• _What the task requires_
Copy out all lines that carry the word "rgba".

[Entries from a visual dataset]

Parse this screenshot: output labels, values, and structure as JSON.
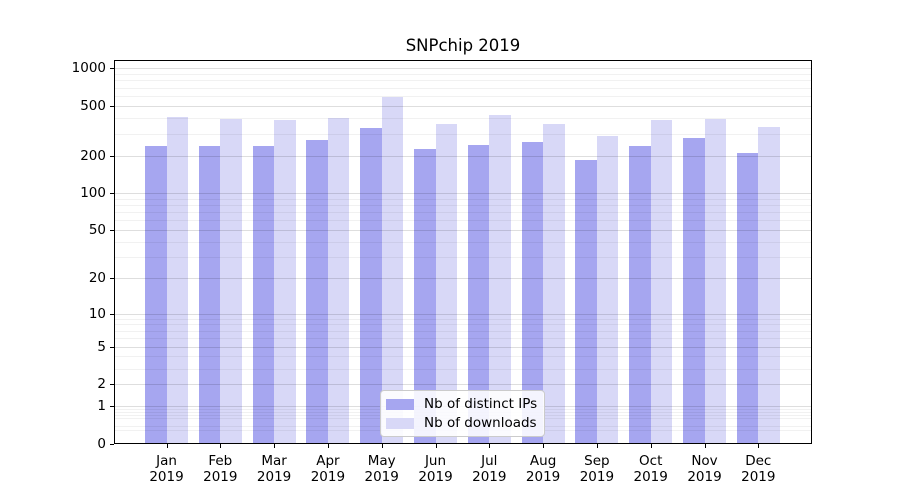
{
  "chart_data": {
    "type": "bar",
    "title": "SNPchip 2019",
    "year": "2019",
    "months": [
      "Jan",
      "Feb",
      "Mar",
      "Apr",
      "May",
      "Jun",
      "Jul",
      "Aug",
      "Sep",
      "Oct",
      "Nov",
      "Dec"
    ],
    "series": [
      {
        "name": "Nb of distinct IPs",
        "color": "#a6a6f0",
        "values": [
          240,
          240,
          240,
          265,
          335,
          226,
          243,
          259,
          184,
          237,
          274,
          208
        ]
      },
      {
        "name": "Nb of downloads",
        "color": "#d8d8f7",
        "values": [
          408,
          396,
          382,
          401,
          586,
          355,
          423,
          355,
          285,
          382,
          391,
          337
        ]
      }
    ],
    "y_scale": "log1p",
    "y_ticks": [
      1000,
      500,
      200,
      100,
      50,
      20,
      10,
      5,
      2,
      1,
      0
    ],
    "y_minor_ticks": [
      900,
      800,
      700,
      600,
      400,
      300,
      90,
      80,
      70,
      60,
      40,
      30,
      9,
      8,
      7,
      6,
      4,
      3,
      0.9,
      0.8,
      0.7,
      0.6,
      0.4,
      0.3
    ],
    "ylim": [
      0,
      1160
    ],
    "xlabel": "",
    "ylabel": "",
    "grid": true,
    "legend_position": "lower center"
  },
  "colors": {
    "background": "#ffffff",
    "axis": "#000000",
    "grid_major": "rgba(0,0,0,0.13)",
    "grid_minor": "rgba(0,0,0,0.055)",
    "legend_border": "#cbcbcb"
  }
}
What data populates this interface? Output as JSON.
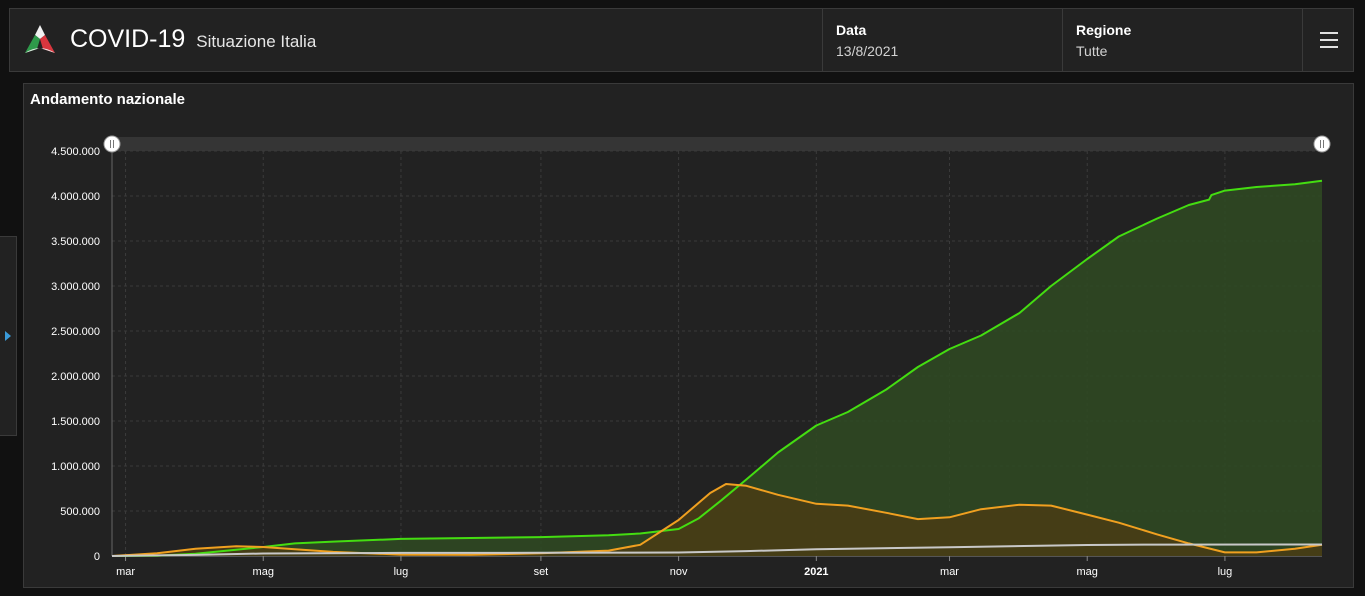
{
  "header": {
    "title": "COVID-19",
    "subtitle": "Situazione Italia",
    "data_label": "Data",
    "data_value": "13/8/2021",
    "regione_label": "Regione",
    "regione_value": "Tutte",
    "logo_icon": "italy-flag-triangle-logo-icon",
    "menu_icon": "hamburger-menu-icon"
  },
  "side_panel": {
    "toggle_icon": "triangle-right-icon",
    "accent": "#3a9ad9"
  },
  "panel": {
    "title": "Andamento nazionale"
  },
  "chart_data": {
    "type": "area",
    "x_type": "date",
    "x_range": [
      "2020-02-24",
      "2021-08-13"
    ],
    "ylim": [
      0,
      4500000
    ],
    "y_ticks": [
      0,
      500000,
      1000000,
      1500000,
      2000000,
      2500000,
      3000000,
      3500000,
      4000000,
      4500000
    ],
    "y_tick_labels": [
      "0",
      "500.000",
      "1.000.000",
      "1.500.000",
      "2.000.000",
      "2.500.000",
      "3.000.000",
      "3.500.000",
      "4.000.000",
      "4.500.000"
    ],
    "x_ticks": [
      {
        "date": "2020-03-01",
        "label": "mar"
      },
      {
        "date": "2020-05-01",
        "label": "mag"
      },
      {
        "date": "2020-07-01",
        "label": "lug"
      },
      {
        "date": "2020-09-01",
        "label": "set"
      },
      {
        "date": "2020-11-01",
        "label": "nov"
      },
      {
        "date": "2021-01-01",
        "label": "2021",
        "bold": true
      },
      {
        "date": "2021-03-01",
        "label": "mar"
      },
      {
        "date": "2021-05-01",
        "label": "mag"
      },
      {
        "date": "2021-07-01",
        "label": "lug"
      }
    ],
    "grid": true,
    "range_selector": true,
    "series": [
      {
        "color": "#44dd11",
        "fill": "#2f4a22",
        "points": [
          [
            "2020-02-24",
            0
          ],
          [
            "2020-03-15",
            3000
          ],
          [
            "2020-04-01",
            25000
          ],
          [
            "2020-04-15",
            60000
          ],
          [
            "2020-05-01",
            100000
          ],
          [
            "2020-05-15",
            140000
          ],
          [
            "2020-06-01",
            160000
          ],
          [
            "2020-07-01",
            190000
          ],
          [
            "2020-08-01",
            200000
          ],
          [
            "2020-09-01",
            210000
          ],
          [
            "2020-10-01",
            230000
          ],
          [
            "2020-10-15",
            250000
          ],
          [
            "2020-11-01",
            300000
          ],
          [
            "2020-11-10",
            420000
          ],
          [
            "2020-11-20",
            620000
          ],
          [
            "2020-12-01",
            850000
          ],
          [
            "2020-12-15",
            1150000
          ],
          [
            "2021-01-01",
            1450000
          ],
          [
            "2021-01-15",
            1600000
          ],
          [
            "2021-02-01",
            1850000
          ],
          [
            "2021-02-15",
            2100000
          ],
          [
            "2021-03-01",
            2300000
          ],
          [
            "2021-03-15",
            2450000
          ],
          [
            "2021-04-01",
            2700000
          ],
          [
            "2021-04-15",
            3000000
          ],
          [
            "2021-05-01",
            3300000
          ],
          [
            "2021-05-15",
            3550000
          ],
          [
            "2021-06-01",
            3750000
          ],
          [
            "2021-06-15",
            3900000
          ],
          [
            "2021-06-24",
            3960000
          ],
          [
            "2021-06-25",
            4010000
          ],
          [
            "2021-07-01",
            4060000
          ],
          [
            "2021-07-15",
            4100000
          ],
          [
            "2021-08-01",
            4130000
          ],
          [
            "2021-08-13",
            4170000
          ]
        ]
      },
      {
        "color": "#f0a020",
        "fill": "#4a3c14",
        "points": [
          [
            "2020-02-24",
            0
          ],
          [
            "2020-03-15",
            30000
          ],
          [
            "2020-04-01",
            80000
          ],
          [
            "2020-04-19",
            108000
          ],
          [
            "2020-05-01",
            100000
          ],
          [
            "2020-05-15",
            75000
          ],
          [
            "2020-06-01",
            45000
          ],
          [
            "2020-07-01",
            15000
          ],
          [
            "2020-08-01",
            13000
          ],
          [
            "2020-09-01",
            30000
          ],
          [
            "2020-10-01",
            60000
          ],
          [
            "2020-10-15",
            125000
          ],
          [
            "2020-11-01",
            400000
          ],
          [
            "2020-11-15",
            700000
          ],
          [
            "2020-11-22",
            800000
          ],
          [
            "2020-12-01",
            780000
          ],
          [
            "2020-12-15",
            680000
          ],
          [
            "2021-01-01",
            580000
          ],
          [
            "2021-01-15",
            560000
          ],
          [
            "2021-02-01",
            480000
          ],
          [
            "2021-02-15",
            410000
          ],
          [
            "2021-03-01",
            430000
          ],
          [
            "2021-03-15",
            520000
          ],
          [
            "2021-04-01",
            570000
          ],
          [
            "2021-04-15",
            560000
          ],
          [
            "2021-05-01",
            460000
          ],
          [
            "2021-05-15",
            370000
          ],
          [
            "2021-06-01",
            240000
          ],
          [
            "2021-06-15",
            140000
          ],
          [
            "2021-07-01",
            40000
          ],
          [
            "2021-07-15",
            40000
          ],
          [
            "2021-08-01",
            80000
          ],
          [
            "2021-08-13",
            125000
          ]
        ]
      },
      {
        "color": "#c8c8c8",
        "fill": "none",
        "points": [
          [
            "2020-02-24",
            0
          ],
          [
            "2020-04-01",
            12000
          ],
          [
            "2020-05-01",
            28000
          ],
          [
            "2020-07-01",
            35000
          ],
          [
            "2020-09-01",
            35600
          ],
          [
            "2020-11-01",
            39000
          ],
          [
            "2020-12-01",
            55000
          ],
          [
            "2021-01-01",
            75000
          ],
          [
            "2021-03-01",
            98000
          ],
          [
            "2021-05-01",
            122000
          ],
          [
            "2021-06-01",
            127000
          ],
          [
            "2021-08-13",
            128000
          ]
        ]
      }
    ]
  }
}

• _Reply to the exercise_
    "grid_major": "rgba(0,0,0,0.13)",
    "grid_minor": "rgba(0,0,0,0.055)",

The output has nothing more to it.